- Input material:
•••••
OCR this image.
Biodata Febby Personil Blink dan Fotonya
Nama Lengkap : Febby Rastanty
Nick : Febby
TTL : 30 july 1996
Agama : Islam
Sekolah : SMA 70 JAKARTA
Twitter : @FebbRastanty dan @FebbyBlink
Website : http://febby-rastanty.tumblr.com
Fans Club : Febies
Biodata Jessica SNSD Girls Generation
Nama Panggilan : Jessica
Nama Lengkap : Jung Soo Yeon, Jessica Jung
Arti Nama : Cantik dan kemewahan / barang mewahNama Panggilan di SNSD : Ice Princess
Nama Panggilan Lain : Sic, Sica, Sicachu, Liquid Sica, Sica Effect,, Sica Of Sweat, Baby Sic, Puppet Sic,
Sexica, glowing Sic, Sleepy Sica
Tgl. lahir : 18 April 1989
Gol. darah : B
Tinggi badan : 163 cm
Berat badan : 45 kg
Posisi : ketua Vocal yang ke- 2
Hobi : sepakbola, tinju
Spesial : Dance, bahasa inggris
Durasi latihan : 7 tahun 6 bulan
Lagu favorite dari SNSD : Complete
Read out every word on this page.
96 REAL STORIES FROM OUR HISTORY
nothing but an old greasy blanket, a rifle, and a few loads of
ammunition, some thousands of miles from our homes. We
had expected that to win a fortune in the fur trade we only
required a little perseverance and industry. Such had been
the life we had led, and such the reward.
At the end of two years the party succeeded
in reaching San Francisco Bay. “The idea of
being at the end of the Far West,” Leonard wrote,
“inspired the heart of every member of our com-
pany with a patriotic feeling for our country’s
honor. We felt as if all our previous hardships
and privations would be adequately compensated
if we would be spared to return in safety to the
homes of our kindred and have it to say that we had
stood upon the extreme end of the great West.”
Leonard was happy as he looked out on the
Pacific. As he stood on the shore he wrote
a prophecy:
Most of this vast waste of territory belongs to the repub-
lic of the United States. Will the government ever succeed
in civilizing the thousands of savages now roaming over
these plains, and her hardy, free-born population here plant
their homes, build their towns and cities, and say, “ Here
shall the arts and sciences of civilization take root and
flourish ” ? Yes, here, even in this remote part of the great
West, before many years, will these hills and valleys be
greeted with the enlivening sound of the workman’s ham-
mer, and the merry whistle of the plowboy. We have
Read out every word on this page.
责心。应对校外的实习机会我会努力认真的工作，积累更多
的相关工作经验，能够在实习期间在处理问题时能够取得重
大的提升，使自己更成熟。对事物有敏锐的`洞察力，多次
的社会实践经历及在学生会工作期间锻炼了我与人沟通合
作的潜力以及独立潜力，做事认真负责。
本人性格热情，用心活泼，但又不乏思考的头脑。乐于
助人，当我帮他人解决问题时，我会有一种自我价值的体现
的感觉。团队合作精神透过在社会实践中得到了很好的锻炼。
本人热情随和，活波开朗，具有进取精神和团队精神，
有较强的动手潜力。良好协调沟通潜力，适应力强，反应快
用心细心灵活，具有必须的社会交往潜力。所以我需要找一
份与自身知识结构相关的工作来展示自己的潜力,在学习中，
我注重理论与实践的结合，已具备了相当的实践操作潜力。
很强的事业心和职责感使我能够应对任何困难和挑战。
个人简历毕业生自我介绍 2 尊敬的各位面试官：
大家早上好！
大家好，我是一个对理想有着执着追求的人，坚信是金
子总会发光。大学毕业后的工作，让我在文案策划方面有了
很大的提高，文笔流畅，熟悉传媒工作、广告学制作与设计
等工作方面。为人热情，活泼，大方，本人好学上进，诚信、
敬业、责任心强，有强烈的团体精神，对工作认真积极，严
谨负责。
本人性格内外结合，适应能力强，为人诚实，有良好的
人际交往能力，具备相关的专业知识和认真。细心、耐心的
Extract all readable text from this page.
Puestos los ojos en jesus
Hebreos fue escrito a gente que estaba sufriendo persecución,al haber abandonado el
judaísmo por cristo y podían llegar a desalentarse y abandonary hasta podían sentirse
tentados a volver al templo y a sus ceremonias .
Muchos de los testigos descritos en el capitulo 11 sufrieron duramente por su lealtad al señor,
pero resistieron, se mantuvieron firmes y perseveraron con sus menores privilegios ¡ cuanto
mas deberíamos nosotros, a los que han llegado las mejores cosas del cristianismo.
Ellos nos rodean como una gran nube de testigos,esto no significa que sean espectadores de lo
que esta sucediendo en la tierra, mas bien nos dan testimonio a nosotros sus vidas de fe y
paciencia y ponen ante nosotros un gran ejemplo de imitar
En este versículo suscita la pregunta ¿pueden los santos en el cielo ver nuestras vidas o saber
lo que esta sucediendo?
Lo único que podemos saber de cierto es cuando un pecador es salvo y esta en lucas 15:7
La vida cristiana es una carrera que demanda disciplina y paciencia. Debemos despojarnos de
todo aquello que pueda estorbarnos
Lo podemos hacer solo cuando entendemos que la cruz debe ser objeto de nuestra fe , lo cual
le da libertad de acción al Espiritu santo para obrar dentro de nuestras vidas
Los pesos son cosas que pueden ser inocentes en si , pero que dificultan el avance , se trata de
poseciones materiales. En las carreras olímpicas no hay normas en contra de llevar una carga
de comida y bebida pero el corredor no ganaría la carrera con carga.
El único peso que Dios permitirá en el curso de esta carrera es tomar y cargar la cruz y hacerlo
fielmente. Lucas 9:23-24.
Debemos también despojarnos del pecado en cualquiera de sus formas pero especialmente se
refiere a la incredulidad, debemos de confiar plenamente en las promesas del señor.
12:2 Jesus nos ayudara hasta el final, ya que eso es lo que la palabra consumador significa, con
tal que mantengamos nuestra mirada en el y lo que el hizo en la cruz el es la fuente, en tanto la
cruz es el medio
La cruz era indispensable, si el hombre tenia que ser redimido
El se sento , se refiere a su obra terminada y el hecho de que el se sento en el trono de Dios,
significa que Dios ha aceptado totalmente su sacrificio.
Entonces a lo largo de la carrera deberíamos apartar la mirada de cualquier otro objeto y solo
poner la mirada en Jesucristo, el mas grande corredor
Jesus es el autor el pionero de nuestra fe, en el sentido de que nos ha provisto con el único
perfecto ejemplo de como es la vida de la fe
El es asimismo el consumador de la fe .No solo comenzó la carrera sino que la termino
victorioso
•••••
Copy every line from the entries that contains the word "ejemplo".

- Exercise output:
paciencia y ponen ante nosotros un gran ejemplo de imitar
perfecto ejemplo de como es la vida de la fe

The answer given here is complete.